_Short problem_
Retype the whole listing, please, keeping every line exact and dropping the pictures.

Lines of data
::::::::
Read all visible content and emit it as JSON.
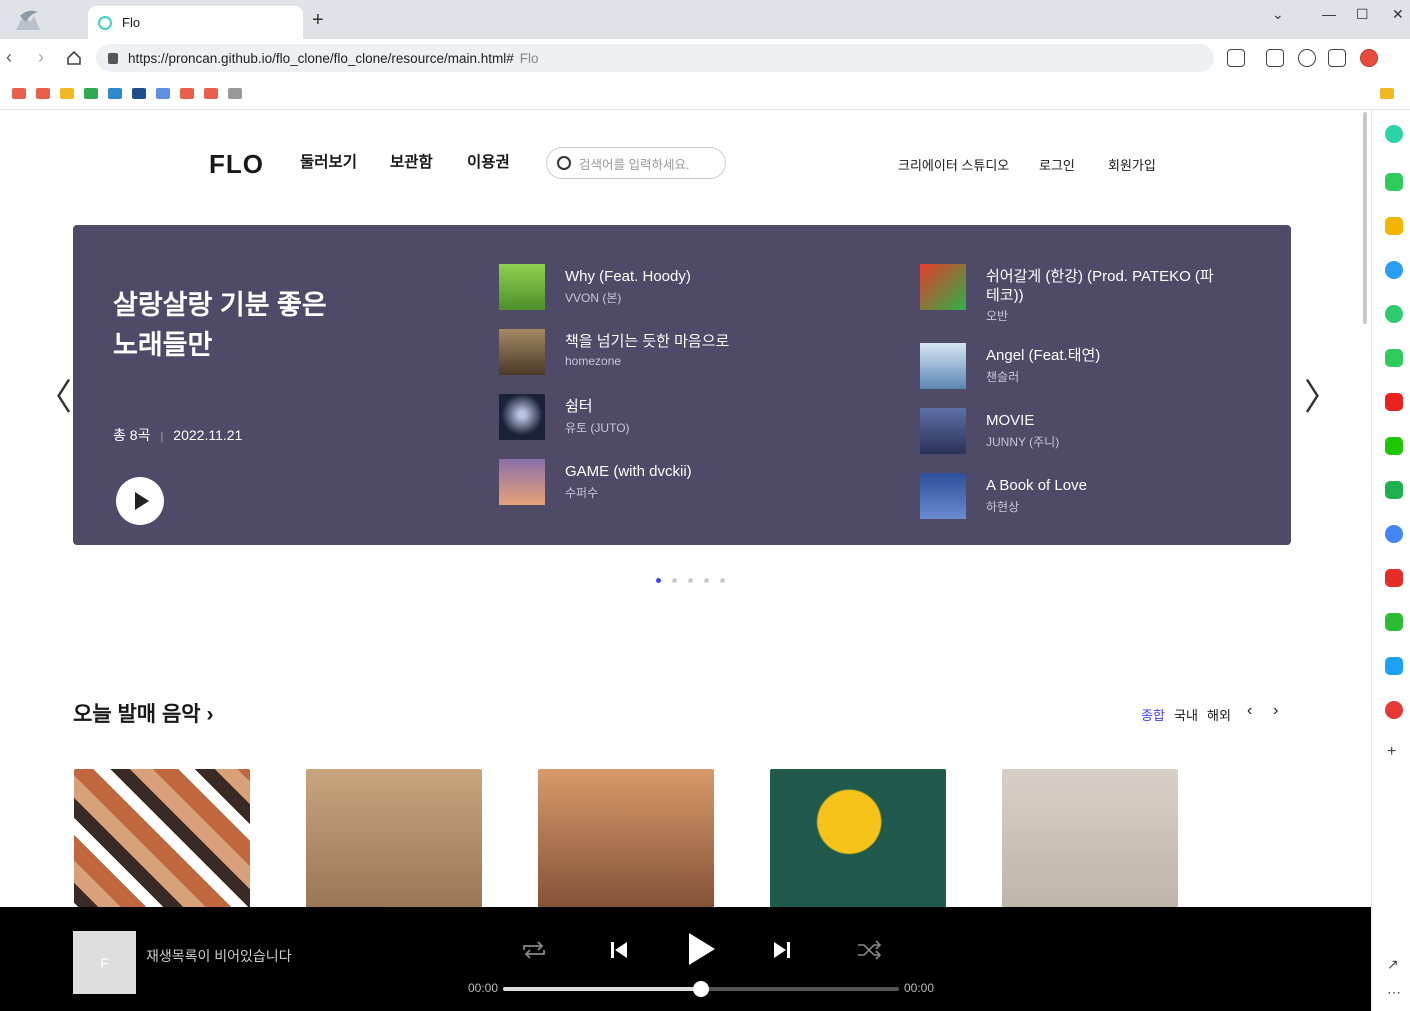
{
  "browser": {
    "tab_title": "Flo",
    "url": "https://proncan.github.io/flo_clone/flo_clone/resource/main.html#",
    "url_suffix": "Flo"
  },
  "header": {
    "logo": "FLO",
    "nav": [
      "둘러보기",
      "보관함",
      "이용권"
    ],
    "search_placeholder": "검색어를 입력하세요.",
    "right": [
      "크리에이터 스튜디오",
      "로그인",
      "회원가입"
    ]
  },
  "banner": {
    "title": "살랑살랑 기분 좋은 노래들만",
    "count": "총 8곡",
    "date": "2022.11.21",
    "tracks": [
      {
        "title": "Why (Feat. Hoody)",
        "artist": "VVON (본)",
        "color": "#5fa33a"
      },
      {
        "title": "책을 넘기는 듯한 마음으로",
        "artist": "homezone",
        "color": "#6b5a44"
      },
      {
        "title": "쉼터",
        "artist": "유토 (JUTO)",
        "color": "#1e2540"
      },
      {
        "title": "GAME (with dvckii)",
        "artist": "수퍼수",
        "color": "#d9876a"
      },
      {
        "title": "쉬어갈게 (한강) (Prod. PATEKO (파테코))",
        "artist": "오반",
        "color": "#e23b2c"
      },
      {
        "title": "Angel (Feat.태연)",
        "artist": "챈슬러",
        "color": "#7aa3c8"
      },
      {
        "title": "MOVIE",
        "artist": "JUNNY (주니)",
        "color": "#3b4a78"
      },
      {
        "title": "A Book of Love",
        "artist": "하현상",
        "color": "#3f5c9c"
      }
    ],
    "page_dots": 5,
    "active_dot": 1
  },
  "section": {
    "title": "오늘 발매 음악",
    "filters": [
      "종합",
      "국내",
      "해외"
    ],
    "active_filter": "종합",
    "album_colors": [
      "#9b5a3a",
      "#c9a57d",
      "#b07a52",
      "#3a6b5c",
      "#cfc7bc"
    ]
  },
  "player": {
    "empty_message": "재생목록이 비어있습니다",
    "thumb_letter": "F",
    "time_current": "00:00",
    "time_total": "00:00",
    "progress": 0.5
  },
  "colors": {
    "accent": "#3f3fff",
    "banner_bg": "#4e4a68"
  }
}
::::::::
_The completed task_
Read all visible content and emit it as JSON.
{
  "browser": {
    "tab_title": "Flo",
    "url": "https://proncan.github.io/flo_clone/flo_clone/resource/main.html#",
    "url_suffix": "Flo"
  },
  "header": {
    "logo": "FLO",
    "nav": [
      "둘러보기",
      "보관함",
      "이용권"
    ],
    "search_placeholder": "검색어를 입력하세요.",
    "right": [
      "크리에이터 스튜디오",
      "로그인",
      "회원가입"
    ]
  },
  "banner": {
    "title": "살랑살랑 기분 좋은 노래들만",
    "count": "총 8곡",
    "date": "2022.11.21",
    "tracks": [
      {
        "title": "Why (Feat. Hoody)",
        "artist": "VVON (본)",
        "color": "#5fa33a"
      },
      {
        "title": "책을 넘기는 듯한 마음으로",
        "artist": "homezone",
        "color": "#6b5a44"
      },
      {
        "title": "쉼터",
        "artist": "유토 (JUTO)",
        "color": "#1e2540"
      },
      {
        "title": "GAME (with dvckii)",
        "artist": "수퍼수",
        "color": "#d9876a"
      },
      {
        "title": "쉬어갈게 (한강) (Prod. PATEKO (파테코))",
        "artist": "오반",
        "color": "#e23b2c"
      },
      {
        "title": "Angel (Feat.태연)",
        "artist": "챈슬러",
        "color": "#7aa3c8"
      },
      {
        "title": "MOVIE",
        "artist": "JUNNY (주니)",
        "color": "#3b4a78"
      },
      {
        "title": "A Book of Love",
        "artist": "하현상",
        "color": "#3f5c9c"
      }
    ],
    "page_dots": 5,
    "active_dot": 1
  },
  "section": {
    "title": "오늘 발매 음악",
    "filters": [
      "종합",
      "국내",
      "해외"
    ],
    "active_filter": "종합",
    "album_colors": [
      "#9b5a3a",
      "#c9a57d",
      "#b07a52",
      "#3a6b5c",
      "#cfc7bc"
    ]
  },
  "player": {
    "empty_message": "재생목록이 비어있습니다",
    "thumb_letter": "F",
    "time_current": "00:00",
    "time_total": "00:00",
    "progress": 0.5
  },
  "colors": {
    "accent": "#3f3fff",
    "banner_bg": "#4e4a68"
  }
}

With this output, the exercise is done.